**WHAT YOU WILL DO:**
In the data, extract each line that holds the string "SDTVAR".

----------

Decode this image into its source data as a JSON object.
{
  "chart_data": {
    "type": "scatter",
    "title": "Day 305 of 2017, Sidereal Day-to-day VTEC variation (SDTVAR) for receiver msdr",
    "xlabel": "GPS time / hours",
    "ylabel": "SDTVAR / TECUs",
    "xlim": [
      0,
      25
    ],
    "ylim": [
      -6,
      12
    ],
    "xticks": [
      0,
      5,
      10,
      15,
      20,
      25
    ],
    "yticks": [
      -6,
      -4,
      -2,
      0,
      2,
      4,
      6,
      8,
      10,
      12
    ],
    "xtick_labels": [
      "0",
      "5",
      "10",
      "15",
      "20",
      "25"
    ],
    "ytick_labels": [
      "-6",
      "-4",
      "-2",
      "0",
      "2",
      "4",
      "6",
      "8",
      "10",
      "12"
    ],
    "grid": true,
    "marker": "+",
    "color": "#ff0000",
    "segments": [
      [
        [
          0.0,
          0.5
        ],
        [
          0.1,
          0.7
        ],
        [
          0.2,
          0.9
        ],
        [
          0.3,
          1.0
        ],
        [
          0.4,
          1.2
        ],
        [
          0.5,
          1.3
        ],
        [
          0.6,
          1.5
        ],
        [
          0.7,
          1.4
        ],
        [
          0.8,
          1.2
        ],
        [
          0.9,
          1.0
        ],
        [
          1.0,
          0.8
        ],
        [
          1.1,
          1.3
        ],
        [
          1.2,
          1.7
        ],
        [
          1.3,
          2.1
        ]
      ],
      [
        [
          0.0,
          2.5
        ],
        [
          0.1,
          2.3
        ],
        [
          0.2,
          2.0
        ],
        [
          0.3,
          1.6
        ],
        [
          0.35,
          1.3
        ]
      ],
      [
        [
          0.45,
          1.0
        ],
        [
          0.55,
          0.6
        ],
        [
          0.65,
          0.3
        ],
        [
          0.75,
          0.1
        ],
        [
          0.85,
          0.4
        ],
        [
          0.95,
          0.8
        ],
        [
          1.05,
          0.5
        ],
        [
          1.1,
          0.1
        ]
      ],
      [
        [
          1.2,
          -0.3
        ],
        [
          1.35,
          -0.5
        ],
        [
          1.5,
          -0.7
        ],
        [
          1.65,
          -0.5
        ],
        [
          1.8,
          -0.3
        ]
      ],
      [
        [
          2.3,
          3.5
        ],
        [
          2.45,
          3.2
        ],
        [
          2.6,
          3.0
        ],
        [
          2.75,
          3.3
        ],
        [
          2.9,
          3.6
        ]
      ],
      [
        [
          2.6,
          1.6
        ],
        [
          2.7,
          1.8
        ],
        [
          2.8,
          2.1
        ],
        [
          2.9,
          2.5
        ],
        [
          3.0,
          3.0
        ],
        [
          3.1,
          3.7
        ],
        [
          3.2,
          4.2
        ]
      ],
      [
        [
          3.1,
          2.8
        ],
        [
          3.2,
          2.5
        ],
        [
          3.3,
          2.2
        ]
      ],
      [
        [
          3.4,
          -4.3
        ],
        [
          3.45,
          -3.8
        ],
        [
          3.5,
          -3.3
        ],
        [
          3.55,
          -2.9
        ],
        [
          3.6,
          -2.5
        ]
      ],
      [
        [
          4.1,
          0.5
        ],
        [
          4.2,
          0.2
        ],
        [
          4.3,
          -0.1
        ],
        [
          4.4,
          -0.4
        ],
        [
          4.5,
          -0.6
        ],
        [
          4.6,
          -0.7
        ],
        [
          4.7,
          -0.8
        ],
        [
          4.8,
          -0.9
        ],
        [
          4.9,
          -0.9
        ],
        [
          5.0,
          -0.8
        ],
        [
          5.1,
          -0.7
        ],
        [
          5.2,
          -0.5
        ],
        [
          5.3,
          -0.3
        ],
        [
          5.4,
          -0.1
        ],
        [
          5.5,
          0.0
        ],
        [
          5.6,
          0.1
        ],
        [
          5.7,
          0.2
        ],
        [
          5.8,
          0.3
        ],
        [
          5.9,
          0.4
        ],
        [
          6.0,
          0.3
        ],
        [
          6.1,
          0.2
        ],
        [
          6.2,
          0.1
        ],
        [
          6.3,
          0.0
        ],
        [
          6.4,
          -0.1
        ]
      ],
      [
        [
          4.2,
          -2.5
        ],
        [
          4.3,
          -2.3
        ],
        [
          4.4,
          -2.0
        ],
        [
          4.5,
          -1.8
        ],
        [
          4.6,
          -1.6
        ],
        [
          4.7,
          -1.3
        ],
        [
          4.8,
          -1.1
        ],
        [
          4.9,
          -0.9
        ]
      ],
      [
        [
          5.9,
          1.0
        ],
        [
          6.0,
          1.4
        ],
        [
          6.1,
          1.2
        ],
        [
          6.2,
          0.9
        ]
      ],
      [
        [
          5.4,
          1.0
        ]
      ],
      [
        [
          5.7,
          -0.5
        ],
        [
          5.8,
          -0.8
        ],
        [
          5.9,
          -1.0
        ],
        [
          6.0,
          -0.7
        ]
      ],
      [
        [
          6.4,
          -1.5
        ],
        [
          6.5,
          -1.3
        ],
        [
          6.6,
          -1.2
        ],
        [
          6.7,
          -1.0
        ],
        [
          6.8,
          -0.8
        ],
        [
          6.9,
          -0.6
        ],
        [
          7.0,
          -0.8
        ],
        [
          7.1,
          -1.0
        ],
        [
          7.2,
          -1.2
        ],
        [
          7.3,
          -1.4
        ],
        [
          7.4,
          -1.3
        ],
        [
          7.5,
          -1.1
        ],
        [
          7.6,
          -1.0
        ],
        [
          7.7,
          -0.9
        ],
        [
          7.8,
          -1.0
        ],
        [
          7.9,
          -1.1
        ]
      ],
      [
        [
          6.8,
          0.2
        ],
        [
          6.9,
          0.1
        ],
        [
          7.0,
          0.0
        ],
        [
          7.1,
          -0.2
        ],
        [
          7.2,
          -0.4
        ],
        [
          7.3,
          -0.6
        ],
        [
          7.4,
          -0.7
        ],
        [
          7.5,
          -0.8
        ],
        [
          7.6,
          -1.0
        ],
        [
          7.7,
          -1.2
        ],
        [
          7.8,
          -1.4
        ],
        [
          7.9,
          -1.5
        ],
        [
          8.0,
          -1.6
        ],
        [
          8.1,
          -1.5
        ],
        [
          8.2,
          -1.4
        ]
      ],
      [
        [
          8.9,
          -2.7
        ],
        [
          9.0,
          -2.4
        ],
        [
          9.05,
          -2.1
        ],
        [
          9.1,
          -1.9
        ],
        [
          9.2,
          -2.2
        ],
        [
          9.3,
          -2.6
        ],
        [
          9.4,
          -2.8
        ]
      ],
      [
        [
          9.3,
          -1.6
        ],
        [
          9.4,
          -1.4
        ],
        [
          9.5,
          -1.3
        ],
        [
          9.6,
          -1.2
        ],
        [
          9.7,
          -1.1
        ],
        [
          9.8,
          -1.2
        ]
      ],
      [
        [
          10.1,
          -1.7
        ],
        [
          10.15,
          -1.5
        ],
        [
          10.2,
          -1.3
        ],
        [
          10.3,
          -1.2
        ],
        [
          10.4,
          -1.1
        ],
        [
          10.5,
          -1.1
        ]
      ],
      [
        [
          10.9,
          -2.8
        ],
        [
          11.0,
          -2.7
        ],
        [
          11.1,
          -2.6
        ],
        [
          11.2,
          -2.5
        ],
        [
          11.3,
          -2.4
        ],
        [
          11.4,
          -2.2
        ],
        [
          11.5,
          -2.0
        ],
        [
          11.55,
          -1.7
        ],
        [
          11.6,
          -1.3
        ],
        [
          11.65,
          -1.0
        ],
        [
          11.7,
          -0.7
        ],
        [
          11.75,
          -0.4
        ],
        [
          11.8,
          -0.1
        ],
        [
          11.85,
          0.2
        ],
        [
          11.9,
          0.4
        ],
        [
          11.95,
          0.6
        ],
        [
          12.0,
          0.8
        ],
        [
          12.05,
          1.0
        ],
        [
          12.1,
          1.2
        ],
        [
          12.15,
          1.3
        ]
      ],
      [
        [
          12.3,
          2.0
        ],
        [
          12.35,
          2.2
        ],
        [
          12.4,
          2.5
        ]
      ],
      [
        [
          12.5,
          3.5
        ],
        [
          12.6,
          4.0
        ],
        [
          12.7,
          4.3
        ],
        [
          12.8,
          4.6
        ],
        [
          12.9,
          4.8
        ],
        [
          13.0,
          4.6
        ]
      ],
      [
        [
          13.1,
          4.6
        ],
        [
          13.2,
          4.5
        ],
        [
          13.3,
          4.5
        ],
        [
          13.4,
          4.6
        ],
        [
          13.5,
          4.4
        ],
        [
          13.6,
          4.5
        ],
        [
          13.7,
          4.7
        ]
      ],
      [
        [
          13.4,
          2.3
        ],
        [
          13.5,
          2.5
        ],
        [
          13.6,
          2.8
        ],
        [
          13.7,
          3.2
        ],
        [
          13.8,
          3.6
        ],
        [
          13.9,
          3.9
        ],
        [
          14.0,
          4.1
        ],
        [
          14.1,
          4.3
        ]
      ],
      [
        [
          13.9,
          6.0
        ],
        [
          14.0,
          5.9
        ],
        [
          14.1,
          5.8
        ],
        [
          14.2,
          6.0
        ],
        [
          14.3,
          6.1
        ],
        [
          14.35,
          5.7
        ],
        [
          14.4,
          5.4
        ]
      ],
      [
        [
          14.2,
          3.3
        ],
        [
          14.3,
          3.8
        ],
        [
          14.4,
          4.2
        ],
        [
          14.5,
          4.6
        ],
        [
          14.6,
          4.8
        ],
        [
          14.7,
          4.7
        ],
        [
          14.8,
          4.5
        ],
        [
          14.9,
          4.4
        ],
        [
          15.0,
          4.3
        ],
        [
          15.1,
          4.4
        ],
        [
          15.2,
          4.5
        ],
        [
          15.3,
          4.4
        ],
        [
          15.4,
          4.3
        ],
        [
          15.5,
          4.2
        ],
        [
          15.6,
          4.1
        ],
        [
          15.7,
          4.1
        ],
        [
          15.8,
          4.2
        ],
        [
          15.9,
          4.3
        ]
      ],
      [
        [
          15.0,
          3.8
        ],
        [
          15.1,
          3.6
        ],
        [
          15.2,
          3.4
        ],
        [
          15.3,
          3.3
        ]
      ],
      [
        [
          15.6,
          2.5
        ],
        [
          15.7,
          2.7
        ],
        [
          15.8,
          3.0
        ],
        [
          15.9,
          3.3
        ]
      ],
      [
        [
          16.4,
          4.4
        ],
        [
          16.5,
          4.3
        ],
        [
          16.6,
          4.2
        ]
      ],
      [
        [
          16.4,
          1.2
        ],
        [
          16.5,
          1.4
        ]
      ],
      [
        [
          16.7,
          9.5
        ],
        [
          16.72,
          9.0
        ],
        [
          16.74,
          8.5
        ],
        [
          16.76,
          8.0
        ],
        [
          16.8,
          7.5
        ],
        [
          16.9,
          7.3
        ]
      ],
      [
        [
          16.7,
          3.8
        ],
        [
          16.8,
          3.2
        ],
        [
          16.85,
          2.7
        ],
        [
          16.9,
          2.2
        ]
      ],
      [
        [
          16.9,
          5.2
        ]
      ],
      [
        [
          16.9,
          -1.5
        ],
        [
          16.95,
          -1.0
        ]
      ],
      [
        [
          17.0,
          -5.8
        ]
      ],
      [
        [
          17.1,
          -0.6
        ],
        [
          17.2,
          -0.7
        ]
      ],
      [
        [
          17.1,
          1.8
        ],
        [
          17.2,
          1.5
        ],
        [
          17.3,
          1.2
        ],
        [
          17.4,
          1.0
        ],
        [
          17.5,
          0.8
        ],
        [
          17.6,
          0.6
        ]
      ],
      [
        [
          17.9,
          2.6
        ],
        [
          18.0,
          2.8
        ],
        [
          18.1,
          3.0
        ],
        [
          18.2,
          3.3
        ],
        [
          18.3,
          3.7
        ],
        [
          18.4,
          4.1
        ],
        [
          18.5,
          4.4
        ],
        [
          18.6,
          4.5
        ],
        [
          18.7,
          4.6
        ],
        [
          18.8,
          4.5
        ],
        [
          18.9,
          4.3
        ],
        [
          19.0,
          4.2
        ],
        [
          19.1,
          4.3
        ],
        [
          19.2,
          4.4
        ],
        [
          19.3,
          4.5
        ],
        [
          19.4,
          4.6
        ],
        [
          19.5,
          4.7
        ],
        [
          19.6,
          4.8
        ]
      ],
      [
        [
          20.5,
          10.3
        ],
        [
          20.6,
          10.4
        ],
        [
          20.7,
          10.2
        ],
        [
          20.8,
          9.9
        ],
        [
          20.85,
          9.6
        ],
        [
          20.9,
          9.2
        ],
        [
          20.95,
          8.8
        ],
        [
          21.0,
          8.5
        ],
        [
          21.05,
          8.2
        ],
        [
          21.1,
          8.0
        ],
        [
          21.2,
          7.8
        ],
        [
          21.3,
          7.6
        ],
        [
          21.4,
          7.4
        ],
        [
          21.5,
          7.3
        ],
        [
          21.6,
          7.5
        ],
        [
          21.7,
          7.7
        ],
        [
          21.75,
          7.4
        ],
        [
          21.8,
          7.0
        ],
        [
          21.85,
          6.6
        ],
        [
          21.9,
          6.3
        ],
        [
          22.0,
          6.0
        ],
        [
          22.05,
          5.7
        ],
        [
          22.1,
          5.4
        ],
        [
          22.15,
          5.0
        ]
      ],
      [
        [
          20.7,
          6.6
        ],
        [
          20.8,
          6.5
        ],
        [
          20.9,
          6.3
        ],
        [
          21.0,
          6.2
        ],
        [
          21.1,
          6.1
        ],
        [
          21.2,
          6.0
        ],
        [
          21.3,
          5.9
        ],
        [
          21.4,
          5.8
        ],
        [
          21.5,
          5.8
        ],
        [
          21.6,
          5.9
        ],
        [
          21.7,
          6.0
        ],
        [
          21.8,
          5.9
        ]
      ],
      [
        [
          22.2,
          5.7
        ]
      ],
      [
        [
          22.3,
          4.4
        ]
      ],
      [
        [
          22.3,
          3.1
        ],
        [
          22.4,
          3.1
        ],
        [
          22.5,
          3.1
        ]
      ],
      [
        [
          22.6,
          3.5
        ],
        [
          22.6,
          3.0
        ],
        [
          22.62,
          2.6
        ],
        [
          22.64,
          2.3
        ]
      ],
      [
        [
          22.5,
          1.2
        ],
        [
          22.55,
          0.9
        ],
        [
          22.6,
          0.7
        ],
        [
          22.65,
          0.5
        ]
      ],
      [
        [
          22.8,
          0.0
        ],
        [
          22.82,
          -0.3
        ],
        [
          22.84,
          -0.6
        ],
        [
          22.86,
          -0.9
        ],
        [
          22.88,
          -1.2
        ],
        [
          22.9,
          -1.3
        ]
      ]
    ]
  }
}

----------

**WRITTEN RESPONSE:**
    "title": "Day 305 of 2017, Sidereal Day-to-day VTEC variation (SDTVAR) for receiver msdr",
    "ylabel": "SDTVAR / TECUs",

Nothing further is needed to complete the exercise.